▶ [EXERCISE BRIEF]: Write out each line that follows exactly as it stands, without the pictures.

[Begin THE DATA]

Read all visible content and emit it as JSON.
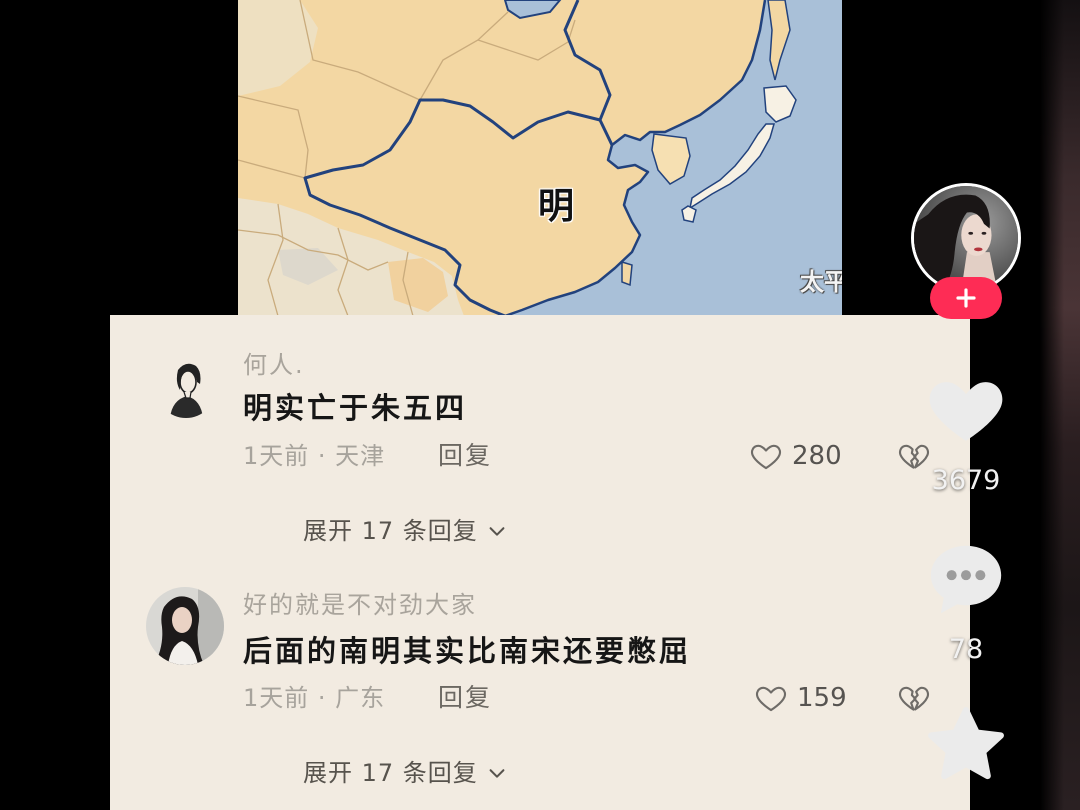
{
  "map": {
    "labels": {
      "ming": "明",
      "pacific": "太平"
    },
    "colors": {
      "land": "#f3d7a3",
      "sea": "#a9c0d8",
      "border": "#22427d"
    }
  },
  "creator": {
    "avatar_icon": "creator-avatar",
    "follow_icon": "plus-icon"
  },
  "sidebar": {
    "like": {
      "icon": "heart-icon",
      "count": "3679"
    },
    "comment": {
      "icon": "comment-bubble-icon",
      "count": "78"
    },
    "favorite": {
      "icon": "star-icon"
    }
  },
  "comments": [
    {
      "username": "何人.",
      "text": "明实亡于朱五四",
      "meta": "1天前 · 天津",
      "reply_label": "回复",
      "likes": "280",
      "expand_label": "展开 17 条回复"
    },
    {
      "username": "好的就是不对劲大家",
      "text": "后面的南明其实比南宋还要憋屈",
      "meta": "1天前 · 广东",
      "reply_label": "回复",
      "likes": "159",
      "expand_label": "展开 17 条回复"
    }
  ],
  "colors": {
    "accent": "#fe2c55",
    "panel_bg": "#f2ebe1",
    "background": "#000000"
  }
}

[End THE DATA]

▶ [FULL ANSWER]:
Read all visible content and emit it as JSON.
{
  "map": {
    "labels": {
      "ming": "明",
      "pacific": "太平"
    },
    "colors": {
      "land": "#f3d7a3",
      "sea": "#a9c0d8",
      "border": "#22427d"
    }
  },
  "creator": {
    "avatar_icon": "creator-avatar",
    "follow_icon": "plus-icon"
  },
  "sidebar": {
    "like": {
      "icon": "heart-icon",
      "count": "3679"
    },
    "comment": {
      "icon": "comment-bubble-icon",
      "count": "78"
    },
    "favorite": {
      "icon": "star-icon"
    }
  },
  "comments": [
    {
      "username": "何人.",
      "text": "明实亡于朱五四",
      "meta": "1天前 · 天津",
      "reply_label": "回复",
      "likes": "280",
      "expand_label": "展开 17 条回复"
    },
    {
      "username": "好的就是不对劲大家",
      "text": "后面的南明其实比南宋还要憋屈",
      "meta": "1天前 · 广东",
      "reply_label": "回复",
      "likes": "159",
      "expand_label": "展开 17 条回复"
    }
  ],
  "colors": {
    "accent": "#fe2c55",
    "panel_bg": "#f2ebe1",
    "background": "#000000"
  }
}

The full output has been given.